═════ EXTRAIT DU TEXTE

L'assemblée est clairsemée, grisonante. Quelques sonotones sont fixés dernière les oreilles attentives des auditeurs confortablement installés dans les fauteuils du Théâtre du Nord, sur la Grand Place de Lille. A l'entrée de la salle, on distribue fièrement la caricature de Plantu représentant le prophète Mahommet, publiée par Le Monde au moment de l'emballement planétaire provoqué par le Jyllands Posten. Histoire de rappeler, ou pour faire croire, selon les avis, que le journal de référence possède encore un esprit d'indépendance.
Nous sommes à une réunion de la société des lecteurs du Monde. Jean Martin, son administrateur, et Jean-Marie Colombani, directeur du journal, sont venus expliquer aux actionnaires les évolutions de leur quotidien préféré.
Jean-Marie Colombani est fier de son travail. Il a sorti Le Monde de sa faillite permanente. Il a réussi à transformer le quotidien de référence en "marque", véritable "entreprise de production d'information". Tout cela malgré la crise de la publicité, qui boude les quotidiens depuis 2001. Tout cela malgré le reflux de la diffusion dûe, selon le directeur du journal, à la diminution du nombre de points de vente. Tout cela malgré les résultats négatifs du journal depuis 2002. Sa stratégie depuis dix ans? La construction d'un groupe puissant, dont Le Monde est le centre, la tête de la pieuvre dont les tentacules sont les journaux du Midi, Courrier International, Le Monde diplomatique, Télérama. Le Monde pert de l'argent? Qu'importe, les tentacules du groupe, eux, en gagnent, et financent le quotidien. En 2006, treize millions d'euros ont été drainés de la sorte. "Remboursé avec intérêts", précise Colombani. Nous sommes condamnés à le croire, faute de pouvoir vérifier.

══════════

### OBJECTIF A
Transcrivez le passage de l'extrait sur Le Monde qui commence à « L'assemblée est clairsemée, grisonante. » et se termine à « un esprit d'indépendance. ».
### OBJECTIF B
Indiquez pour chaque affirmation si elle concorde avec l'extrait sur Le Monde, en répondant par oui ou non et en citant les mots décisifs de l'extrait. (i) La réunion se tient au Théâtre du Nord, à Lille. (ii) D'après le directeur du journal, le reflux de la diffusion vient d'une hausse du prix du quotidien. (iii) En 2006, treize millions d'euros ont été drainés pour financer le quotidien.
### OBJECTIF C
D'après l'extrait sur Le Monde, pourquoi les pertes du quotidien ne compromettent-elles pas la stratégie du groupe ?

═════ LIGNES

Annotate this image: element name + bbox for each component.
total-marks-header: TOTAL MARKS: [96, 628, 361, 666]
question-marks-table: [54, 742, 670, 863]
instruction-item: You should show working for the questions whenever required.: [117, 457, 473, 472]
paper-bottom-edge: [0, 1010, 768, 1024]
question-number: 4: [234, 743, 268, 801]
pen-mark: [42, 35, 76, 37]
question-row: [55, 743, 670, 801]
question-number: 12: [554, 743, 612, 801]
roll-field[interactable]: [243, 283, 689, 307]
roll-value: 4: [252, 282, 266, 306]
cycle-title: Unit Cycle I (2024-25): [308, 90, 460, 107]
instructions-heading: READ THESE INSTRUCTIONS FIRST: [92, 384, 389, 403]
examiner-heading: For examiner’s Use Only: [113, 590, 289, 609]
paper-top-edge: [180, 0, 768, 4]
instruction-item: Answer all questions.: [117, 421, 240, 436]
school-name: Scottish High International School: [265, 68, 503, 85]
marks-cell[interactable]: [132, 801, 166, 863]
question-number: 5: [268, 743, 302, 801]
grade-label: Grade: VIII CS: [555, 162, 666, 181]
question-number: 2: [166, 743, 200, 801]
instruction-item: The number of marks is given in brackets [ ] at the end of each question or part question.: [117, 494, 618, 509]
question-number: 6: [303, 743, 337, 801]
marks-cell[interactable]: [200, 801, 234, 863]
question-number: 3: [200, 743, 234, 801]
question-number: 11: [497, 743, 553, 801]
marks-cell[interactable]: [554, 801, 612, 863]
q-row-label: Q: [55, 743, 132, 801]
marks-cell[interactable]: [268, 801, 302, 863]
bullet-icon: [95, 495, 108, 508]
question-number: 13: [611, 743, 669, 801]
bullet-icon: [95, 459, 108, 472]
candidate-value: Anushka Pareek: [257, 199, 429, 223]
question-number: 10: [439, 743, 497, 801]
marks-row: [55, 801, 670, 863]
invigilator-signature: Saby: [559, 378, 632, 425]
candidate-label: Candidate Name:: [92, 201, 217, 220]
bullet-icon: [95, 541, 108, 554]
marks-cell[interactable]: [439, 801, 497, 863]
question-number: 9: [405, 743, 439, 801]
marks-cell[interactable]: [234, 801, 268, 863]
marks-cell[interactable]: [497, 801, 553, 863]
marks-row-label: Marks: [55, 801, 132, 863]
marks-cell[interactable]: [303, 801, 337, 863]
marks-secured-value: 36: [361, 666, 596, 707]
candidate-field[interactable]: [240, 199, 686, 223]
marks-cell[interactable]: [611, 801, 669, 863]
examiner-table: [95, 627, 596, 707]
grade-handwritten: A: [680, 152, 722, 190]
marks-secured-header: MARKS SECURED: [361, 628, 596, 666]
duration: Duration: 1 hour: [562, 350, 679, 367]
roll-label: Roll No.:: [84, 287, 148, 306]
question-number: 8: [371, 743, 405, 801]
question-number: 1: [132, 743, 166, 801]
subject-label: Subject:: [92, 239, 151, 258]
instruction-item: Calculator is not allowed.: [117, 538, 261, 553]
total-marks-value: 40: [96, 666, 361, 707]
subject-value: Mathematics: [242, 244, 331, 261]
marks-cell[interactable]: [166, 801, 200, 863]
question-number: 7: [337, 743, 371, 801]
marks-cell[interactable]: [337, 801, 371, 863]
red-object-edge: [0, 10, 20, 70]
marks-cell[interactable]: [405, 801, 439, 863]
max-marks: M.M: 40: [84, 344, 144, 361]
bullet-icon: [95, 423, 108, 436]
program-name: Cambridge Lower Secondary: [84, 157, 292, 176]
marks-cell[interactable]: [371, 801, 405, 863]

══════════

### RÉPONSE COMPLÈTE A
L'assemblée est clairsemée, grisonante. Quelques sonotones sont fixés dernière les oreilles attentives des auditeurs confortablement installés dans les fauteuils du Théâtre du Nord, sur la Grand Place de Lille. A l'entrée de la salle, on distribue fièrement la caricature de Plantu représentant le prophète Mahommet, publiée par Le Monde au moment de l'emballement planétaire provoqué par le Jyllands Posten. Histoire de rappeler, ou pour faire croire, selon les avis, que le journal de référence possède encore un esprit d'indépendance.

### RÉPONSE COMPLÈTE B
(i) Oui : « confortablement installés dans les fauteuils du Théâtre du Nord, sur la Grand Place de Lille ».
(ii) Non : « le reflux de la diffusion dûe, selon le directeur du journal, à la diminution du nombre de points de vente ».
(iii) Oui : « En 2006, treize millions d'euros ont été drainés de la sorte. »

### RÉPONSE COMPLÈTE C
Les autres titres du groupe gagnent de l'argent et financent le quotidien. Ce sont les journaux du Midi, Courrier International, Le Monde diplomatique et Télérama. En 2006, treize millions d'euros ont été drainés de cette manière.